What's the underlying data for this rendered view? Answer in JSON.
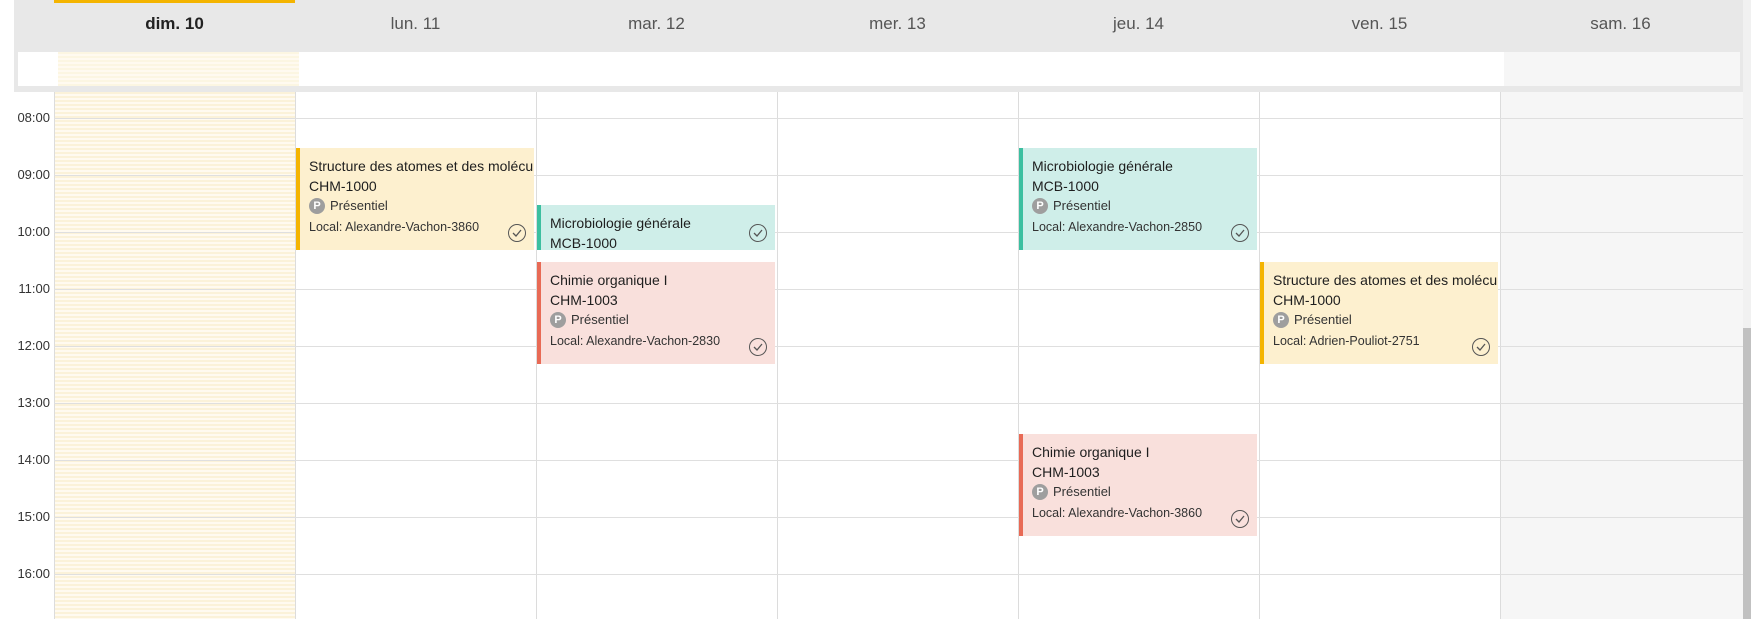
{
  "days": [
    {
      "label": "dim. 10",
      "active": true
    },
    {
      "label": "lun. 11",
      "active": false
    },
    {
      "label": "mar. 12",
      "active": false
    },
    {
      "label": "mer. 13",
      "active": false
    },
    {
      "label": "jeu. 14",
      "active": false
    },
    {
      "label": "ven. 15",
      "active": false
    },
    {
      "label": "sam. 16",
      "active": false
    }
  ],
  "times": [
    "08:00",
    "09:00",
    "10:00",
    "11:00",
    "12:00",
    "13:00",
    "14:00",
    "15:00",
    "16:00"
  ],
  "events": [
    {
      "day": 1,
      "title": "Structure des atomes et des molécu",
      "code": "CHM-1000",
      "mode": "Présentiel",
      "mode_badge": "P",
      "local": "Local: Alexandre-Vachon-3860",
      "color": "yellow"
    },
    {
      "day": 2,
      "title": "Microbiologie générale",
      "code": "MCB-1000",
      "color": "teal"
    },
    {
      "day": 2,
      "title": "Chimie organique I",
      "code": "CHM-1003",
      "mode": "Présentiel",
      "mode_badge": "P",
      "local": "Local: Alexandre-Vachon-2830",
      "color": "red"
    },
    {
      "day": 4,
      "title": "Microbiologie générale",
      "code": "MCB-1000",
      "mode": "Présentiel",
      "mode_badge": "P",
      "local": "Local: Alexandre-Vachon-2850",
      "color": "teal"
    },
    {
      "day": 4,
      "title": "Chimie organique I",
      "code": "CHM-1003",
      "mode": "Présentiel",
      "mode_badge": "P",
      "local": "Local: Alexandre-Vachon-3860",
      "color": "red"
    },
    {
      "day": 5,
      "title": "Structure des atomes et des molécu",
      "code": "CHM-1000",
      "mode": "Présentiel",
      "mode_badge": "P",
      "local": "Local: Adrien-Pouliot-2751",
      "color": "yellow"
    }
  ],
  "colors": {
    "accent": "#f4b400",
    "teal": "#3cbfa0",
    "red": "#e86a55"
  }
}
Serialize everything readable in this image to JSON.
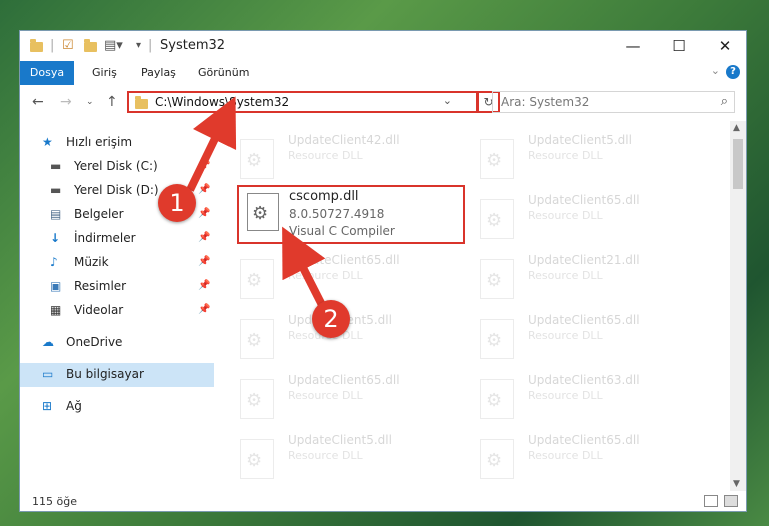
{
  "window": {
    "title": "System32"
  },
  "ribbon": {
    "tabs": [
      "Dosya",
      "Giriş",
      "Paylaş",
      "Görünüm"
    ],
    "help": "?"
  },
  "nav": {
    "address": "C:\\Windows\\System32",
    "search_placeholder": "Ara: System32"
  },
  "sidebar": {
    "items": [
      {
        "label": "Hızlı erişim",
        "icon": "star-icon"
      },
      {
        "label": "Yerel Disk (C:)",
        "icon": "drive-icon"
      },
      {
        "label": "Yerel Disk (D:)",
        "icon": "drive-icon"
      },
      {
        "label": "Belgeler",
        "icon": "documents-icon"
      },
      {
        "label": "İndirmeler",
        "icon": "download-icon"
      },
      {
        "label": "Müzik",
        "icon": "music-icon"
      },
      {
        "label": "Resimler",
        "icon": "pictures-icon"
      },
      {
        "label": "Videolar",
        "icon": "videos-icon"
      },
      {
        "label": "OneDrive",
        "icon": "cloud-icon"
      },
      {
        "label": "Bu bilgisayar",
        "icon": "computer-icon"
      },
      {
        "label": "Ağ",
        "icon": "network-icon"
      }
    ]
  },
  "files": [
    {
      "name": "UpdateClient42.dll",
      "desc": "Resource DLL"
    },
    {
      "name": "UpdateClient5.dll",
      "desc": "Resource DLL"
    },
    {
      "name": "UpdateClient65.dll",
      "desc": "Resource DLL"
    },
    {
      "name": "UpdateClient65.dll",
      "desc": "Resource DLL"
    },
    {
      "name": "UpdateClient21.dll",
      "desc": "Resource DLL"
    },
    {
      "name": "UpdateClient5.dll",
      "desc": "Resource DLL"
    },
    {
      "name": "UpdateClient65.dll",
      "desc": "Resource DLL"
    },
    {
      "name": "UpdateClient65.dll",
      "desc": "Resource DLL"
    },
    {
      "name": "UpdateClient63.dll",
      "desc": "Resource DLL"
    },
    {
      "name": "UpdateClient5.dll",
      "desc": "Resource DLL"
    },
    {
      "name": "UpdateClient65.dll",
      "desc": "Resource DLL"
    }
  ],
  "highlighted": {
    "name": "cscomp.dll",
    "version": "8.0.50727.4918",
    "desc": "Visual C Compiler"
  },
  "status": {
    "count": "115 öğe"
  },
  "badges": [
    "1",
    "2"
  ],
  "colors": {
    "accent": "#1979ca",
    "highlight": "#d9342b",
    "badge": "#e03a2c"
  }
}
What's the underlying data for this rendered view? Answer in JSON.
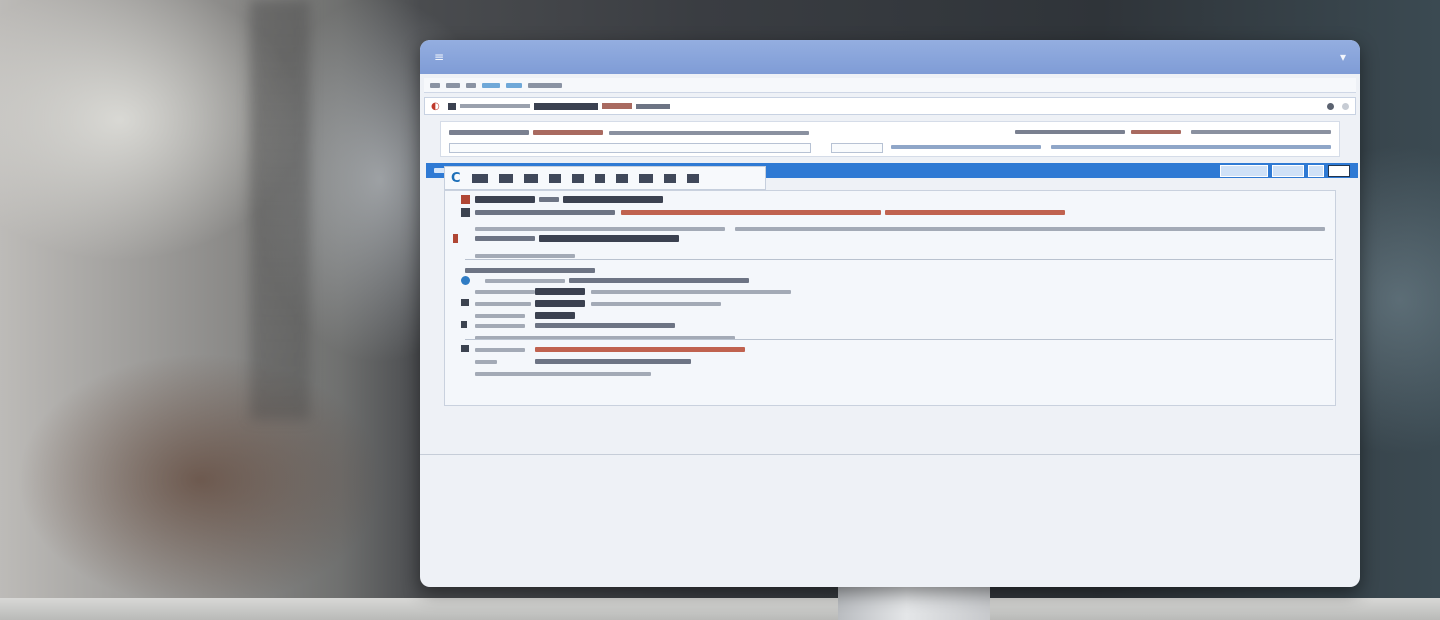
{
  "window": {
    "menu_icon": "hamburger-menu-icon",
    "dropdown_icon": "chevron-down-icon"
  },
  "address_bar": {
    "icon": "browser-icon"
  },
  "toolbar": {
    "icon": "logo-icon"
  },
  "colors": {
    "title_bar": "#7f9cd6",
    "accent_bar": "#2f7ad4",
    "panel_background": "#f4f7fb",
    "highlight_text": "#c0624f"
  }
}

..............................

Transcribe every line from the records above without alteration, and leave out the images.

What's the underlying data for this rendered view? Answer in JSON.
{
  "days": [
    {
      "label": "dim. 10",
      "active": true
    },
    {
      "label": "lun. 11",
      "active": false
    },
    {
      "label": "mar. 12",
      "active": false
    },
    {
      "label": "mer. 13",
      "active": false
    },
    {
      "label": "jeu. 14",
      "active": false
    },
    {
      "label": "ven. 15",
      "active": false
    },
    {
      "label": "sam. 16",
      "active": false
    }
  ],
  "times": [
    "08:00",
    "09:00",
    "10:00",
    "11:00",
    "12:00",
    "13:00",
    "14:00",
    "15:00",
    "16:00"
  ],
  "events": [
    {
      "day": 1,
      "title": "Structure des atomes et des molécu",
      "code": "CHM-1000",
      "mode": "Présentiel",
      "mode_badge": "P",
      "local": "Local: Alexandre-Vachon-3860",
      "color": "yellow"
    },
    {
      "day": 2,
      "title": "Microbiologie générale",
      "code": "MCB-1000",
      "color": "teal"
    },
    {
      "day": 2,
      "title": "Chimie organique I",
      "code": "CHM-1003",
      "mode": "Présentiel",
      "mode_badge": "P",
      "local": "Local: Alexandre-Vachon-2830",
      "color": "red"
    },
    {
      "day": 4,
      "title": "Microbiologie générale",
      "code": "MCB-1000",
      "mode": "Présentiel",
      "mode_badge": "P",
      "local": "Local: Alexandre-Vachon-2850",
      "color": "teal"
    },
    {
      "day": 4,
      "title": "Chimie organique I",
      "code": "CHM-1003",
      "mode": "Présentiel",
      "mode_badge": "P",
      "local": "Local: Alexandre-Vachon-3860",
      "color": "red"
    },
    {
      "day": 5,
      "title": "Structure des atomes et des molécu",
      "code": "CHM-1000",
      "mode": "Présentiel",
      "mode_badge": "P",
      "local": "Local: Adrien-Pouliot-2751",
      "color": "yellow"
    }
  ],
  "colors": {
    "accent": "#f4b400",
    "teal": "#3cbfa0",
    "red": "#e86a55"
  }
}
Serialize everything readable in this image to JSON.
{
  "window": {
    "title": "System32"
  },
  "ribbon": {
    "tabs": [
      "Dosya",
      "Giriş",
      "Paylaş",
      "Görünüm"
    ],
    "help": "?"
  },
  "nav": {
    "address": "C:\\Windows\\System32",
    "search_placeholder": "Ara: System32"
  },
  "sidebar": {
    "items": [
      {
        "label": "Hızlı erişim",
        "icon": "star-icon"
      },
      {
        "label": "Yerel Disk (C:)",
        "icon": "drive-icon"
      },
      {
        "label": "Yerel Disk (D:)",
        "icon": "drive-icon"
      },
      {
        "label": "Belgeler",
        "icon": "documents-icon"
      },
      {
        "label": "İndirmeler",
        "icon": "download-icon"
      },
      {
        "label": "Müzik",
        "icon": "music-icon"
      },
      {
        "label": "Resimler",
        "icon": "pictures-icon"
      },
      {
        "label": "Videolar",
        "icon": "videos-icon"
      },
      {
        "label": "OneDrive",
        "icon": "cloud-icon"
      },
      {
        "label": "Bu bilgisayar",
        "icon": "computer-icon"
      },
      {
        "label": "Ağ",
        "icon": "network-icon"
      }
    ]
  },
  "files": [
    {
      "name": "UpdateClient42.dll",
      "desc": "Resource DLL"
    },
    {
      "name": "UpdateClient5.dll",
      "desc": "Resource DLL"
    },
    {
      "name": "UpdateClient65.dll",
      "desc": "Resource DLL"
    },
    {
      "name": "UpdateClient65.dll",
      "desc": "Resource DLL"
    },
    {
      "name": "UpdateClient21.dll",
      "desc": "Resource DLL"
    },
    {
      "name": "UpdateClient5.dll",
      "desc": "Resource DLL"
    },
    {
      "name": "UpdateClient65.dll",
      "desc": "Resource DLL"
    },
    {
      "name": "UpdateClient65.dll",
      "desc": "Resource DLL"
    },
    {
      "name": "UpdateClient63.dll",
      "desc": "Resource DLL"
    },
    {
      "name": "UpdateClient5.dll",
      "desc": "Resource DLL"
    },
    {
      "name": "UpdateClient65.dll",
      "desc": "Resource DLL"
    }
  ],
  "highlighted": {
    "name": "cscomp.dll",
    "version": "8.0.50727.4918",
    "desc": "Visual C Compiler"
  },
  "status": {
    "count": "115 öğe"
  },
  "badges": [
    "1",
    "2"
  ],
  "colors": {
    "accent": "#1979ca",
    "highlight": "#d9342b",
    "badge": "#e03a2c"
  }
}
What's the underlying data for this rendered view? Answer in JSON.
{
  "window": {
    "menu_icon": "hamburger-menu-icon",
    "dropdown_icon": "chevron-down-icon"
  },
  "address_bar": {
    "icon": "browser-icon"
  },
  "toolbar": {
    "icon": "logo-icon"
  },
  "colors": {
    "title_bar": "#7f9cd6",
    "accent_bar": "#2f7ad4",
    "panel_background": "#f4f7fb",
    "highlight_text": "#c0624f"
  }
}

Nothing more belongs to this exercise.